**THE TASK:**
The listing must be reproduced in full, exactly as it stands.

━━━━━━━━━━

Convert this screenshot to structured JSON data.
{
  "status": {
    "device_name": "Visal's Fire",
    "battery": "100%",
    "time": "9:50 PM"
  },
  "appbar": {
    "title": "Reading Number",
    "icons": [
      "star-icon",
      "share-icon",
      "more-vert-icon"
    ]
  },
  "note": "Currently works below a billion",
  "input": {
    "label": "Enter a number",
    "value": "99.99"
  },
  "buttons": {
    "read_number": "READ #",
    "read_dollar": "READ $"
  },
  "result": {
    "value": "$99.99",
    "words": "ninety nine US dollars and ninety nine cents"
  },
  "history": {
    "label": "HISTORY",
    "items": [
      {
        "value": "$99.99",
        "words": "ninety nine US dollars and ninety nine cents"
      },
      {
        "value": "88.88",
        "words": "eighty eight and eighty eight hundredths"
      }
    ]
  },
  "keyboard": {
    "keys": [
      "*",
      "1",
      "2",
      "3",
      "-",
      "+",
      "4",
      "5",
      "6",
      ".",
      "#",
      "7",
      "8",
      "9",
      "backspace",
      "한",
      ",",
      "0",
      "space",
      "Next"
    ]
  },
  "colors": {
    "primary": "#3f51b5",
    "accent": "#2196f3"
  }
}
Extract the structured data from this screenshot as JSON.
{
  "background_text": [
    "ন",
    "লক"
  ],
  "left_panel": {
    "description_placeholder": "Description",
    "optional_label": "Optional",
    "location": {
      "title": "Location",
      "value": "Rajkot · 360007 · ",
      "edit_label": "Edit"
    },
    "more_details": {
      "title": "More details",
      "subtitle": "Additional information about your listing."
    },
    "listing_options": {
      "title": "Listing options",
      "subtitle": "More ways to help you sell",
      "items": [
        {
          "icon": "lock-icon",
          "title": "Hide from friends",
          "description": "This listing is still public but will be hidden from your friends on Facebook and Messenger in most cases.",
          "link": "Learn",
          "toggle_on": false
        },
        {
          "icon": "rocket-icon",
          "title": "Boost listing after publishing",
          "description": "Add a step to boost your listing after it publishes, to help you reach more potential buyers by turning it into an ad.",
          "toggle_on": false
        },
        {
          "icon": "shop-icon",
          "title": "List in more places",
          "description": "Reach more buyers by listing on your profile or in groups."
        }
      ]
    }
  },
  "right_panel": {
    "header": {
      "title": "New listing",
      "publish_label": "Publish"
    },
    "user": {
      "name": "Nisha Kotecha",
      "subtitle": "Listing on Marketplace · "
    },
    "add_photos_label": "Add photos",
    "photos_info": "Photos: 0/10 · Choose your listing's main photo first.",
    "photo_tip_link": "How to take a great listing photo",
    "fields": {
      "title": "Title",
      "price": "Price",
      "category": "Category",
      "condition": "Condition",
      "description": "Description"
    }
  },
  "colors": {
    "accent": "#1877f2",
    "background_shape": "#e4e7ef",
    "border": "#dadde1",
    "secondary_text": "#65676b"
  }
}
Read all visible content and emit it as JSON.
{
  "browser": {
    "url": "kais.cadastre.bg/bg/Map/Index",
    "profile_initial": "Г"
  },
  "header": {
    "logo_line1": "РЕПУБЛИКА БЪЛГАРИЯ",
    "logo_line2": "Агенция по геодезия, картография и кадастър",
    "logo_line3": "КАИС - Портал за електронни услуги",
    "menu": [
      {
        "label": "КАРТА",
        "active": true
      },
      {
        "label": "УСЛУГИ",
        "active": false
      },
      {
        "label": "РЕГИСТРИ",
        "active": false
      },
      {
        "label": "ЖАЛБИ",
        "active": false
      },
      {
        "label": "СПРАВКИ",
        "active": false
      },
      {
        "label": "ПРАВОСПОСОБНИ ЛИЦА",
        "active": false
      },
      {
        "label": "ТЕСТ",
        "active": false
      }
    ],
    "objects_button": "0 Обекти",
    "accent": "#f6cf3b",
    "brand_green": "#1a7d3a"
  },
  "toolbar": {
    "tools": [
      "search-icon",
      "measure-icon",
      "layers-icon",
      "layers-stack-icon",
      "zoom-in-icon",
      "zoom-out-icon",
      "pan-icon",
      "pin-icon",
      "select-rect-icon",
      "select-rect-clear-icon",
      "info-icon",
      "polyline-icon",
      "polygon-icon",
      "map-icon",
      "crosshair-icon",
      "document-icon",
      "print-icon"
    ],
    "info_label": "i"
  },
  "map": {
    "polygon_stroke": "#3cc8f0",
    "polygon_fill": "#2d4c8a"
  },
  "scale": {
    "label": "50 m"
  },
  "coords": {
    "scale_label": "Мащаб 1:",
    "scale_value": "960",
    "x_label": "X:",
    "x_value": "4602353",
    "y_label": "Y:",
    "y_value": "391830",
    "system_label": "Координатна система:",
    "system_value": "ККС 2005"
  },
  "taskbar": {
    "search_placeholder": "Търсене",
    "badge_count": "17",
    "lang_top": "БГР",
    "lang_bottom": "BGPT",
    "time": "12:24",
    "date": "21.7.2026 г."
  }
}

━━━━━━━━━━

**TASK OUTPUT:**
Convert this screenshot to structured JSON data.
{
  "status": {
    "device_name": "Visal's Fire",
    "battery": "100%",
    "time": "9:50 PM"
  },
  "appbar": {
    "title": "Reading Number",
    "icons": [
      "star-icon",
      "share-icon",
      "more-vert-icon"
    ]
  },
  "note": "Currently works below a billion",
  "input": {
    "label": "Enter a number",
    "value": "99.99"
  },
  "buttons": {
    "read_number": "READ #",
    "read_dollar": "READ $"
  },
  "result": {
    "value": "$99.99",
    "words": "ninety nine US dollars and ninety nine cents"
  },
  "history": {
    "label": "HISTORY",
    "items": [
      {
        "value": "$99.99",
        "words": "ninety nine US dollars and ninety nine cents"
      },
      {
        "value": "88.88",
        "words": "eighty eight and eighty eight hundredths"
      }
    ]
  },
  "keyboard": {
    "keys": [
      "*",
      "1",
      "2",
      "3",
      "-",
      "+",
      "4",
      "5",
      "6",
      ".",
      "#",
      "7",
      "8",
      "9",
      "backspace",
      "한",
      ",",
      "0",
      "space",
      "Next"
    ]
  },
  "colors": {
    "primary": "#3f51b5",
    "accent": "#2196f3"
  }
}
Extract the structured data from this screenshot as JSON.
{
  "background_text": [
    "ন",
    "লক"
  ],
  "left_panel": {
    "description_placeholder": "Description",
    "optional_label": "Optional",
    "location": {
      "title": "Location",
      "value": "Rajkot · 360007 · ",
      "edit_label": "Edit"
    },
    "more_details": {
      "title": "More details",
      "subtitle": "Additional information about your listing."
    },
    "listing_options": {
      "title": "Listing options",
      "subtitle": "More ways to help you sell",
      "items": [
        {
          "icon": "lock-icon",
          "title": "Hide from friends",
          "description": "This listing is still public but will be hidden from your friends on Facebook and Messenger in most cases.",
          "link": "Learn",
          "toggle_on": false
        },
        {
          "icon": "rocket-icon",
          "title": "Boost listing after publishing",
          "description": "Add a step to boost your listing after it publishes, to help you reach more potential buyers by turning it into an ad.",
          "toggle_on": false
        },
        {
          "icon": "shop-icon",
          "title": "List in more places",
          "description": "Reach more buyers by listing on your profile or in groups."
        }
      ]
    }
  },
  "right_panel": {
    "header": {
      "title": "New listing",
      "publish_label": "Publish"
    },
    "user": {
      "name": "Nisha Kotecha",
      "subtitle": "Listing on Marketplace · "
    },
    "add_photos_label": "Add photos",
    "photos_info": "Photos: 0/10 · Choose your listing's main photo first.",
    "photo_tip_link": "How to take a great listing photo",
    "fields": {
      "title": "Title",
      "price": "Price",
      "category": "Category",
      "condition": "Condition",
      "description": "Description"
    }
  },
  "colors": {
    "accent": "#1877f2",
    "background_shape": "#e4e7ef",
    "border": "#dadde1",
    "secondary_text": "#65676b"
  }
}
Read all visible content and emit it as JSON.
{
  "browser": {
    "url": "kais.cadastre.bg/bg/Map/Index",
    "profile_initial": "Г"
  },
  "header": {
    "logo_line1": "РЕПУБЛИКА БЪЛГАРИЯ",
    "logo_line2": "Агенция по геодезия, картография и кадастър",
    "logo_line3": "КАИС - Портал за електронни услуги",
    "menu": [
      {
        "label": "КАРТА",
        "active": true
      },
      {
        "label": "УСЛУГИ",
        "active": false
      },
      {
        "label": "РЕГИСТРИ",
        "active": false
      },
      {
        "label": "ЖАЛБИ",
        "active": false
      },
      {
        "label": "СПРАВКИ",
        "active": false
      },
      {
        "label": "ПРАВОСПОСОБНИ ЛИЦА",
        "active": false
      },
      {
        "label": "ТЕСТ",
        "active": false
      }
    ],
    "objects_button": "0 Обекти",
    "accent": "#f6cf3b",
    "brand_green": "#1a7d3a"
  },
  "toolbar": {
    "tools": [
      "search-icon",
      "measure-icon",
      "layers-icon",
      "layers-stack-icon",
      "zoom-in-icon",
      "zoom-out-icon",
      "pan-icon",
      "pin-icon",
      "select-rect-icon",
      "select-rect-clear-icon",
      "info-icon",
      "polyline-icon",
      "polygon-icon",
      "map-icon",
      "crosshair-icon",
      "document-icon",
      "print-icon"
    ],
    "info_label": "i"
  },
  "map": {
    "polygon_stroke": "#3cc8f0",
    "polygon_fill": "#2d4c8a"
  },
  "scale": {
    "label": "50 m"
  },
  "coords": {
    "scale_label": "Мащаб 1:",
    "scale_value": "960",
    "x_label": "X:",
    "x_value": "4602353",
    "y_label": "Y:",
    "y_value": "391830",
    "system_label": "Координатна система:",
    "system_value": "ККС 2005"
  },
  "taskbar": {
    "search_placeholder": "Търсене",
    "badge_count": "17",
    "lang_top": "БГР",
    "lang_bottom": "BGPT",
    "time": "12:24",
    "date": "21.7.2026 г."
  }
}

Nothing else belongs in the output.